Data entries
· · · ·

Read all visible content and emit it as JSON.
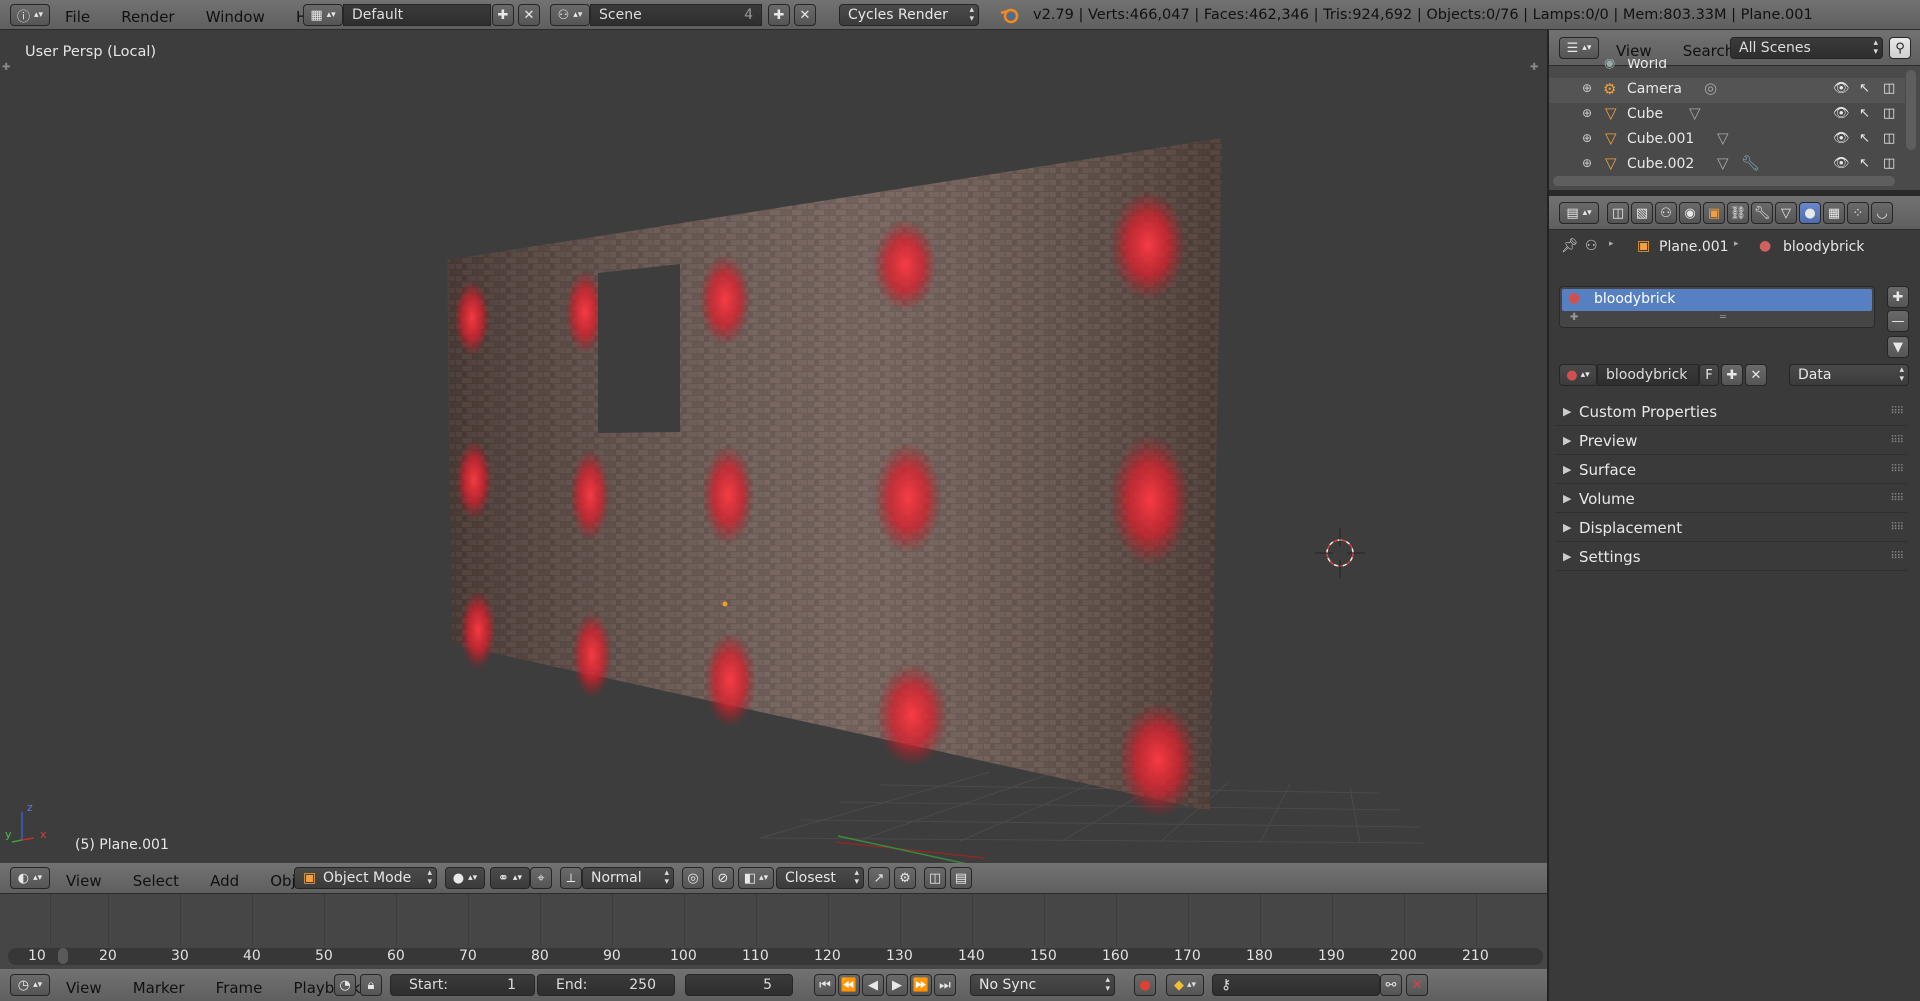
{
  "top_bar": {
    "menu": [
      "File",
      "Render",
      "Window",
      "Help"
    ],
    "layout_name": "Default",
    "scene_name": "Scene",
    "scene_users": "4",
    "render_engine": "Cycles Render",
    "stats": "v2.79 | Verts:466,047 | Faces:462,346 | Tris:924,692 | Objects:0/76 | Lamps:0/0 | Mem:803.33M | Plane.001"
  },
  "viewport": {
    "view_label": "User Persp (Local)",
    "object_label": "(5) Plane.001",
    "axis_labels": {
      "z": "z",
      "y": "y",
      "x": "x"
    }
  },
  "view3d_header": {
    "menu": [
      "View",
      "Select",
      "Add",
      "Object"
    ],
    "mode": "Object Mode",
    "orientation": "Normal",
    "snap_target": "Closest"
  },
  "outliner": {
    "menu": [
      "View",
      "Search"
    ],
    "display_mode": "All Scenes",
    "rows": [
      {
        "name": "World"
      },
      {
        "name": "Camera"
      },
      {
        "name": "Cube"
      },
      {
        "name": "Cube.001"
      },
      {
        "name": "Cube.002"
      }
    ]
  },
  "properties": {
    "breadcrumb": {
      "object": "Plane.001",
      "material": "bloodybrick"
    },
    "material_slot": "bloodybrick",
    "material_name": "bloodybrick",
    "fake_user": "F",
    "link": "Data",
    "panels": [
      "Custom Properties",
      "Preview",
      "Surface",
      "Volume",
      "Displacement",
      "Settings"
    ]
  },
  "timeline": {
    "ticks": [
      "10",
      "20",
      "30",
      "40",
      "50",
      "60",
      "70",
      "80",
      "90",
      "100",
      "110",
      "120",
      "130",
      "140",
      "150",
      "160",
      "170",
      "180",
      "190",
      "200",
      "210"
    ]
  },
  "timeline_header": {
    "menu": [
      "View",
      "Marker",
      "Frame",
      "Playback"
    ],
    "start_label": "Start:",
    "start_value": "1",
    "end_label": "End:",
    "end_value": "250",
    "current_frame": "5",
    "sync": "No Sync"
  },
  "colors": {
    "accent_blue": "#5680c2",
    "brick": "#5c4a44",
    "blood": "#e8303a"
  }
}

· · · ·

Task directions: What is the number of lines containing "Render"? Give that number only.

Result of this task: 2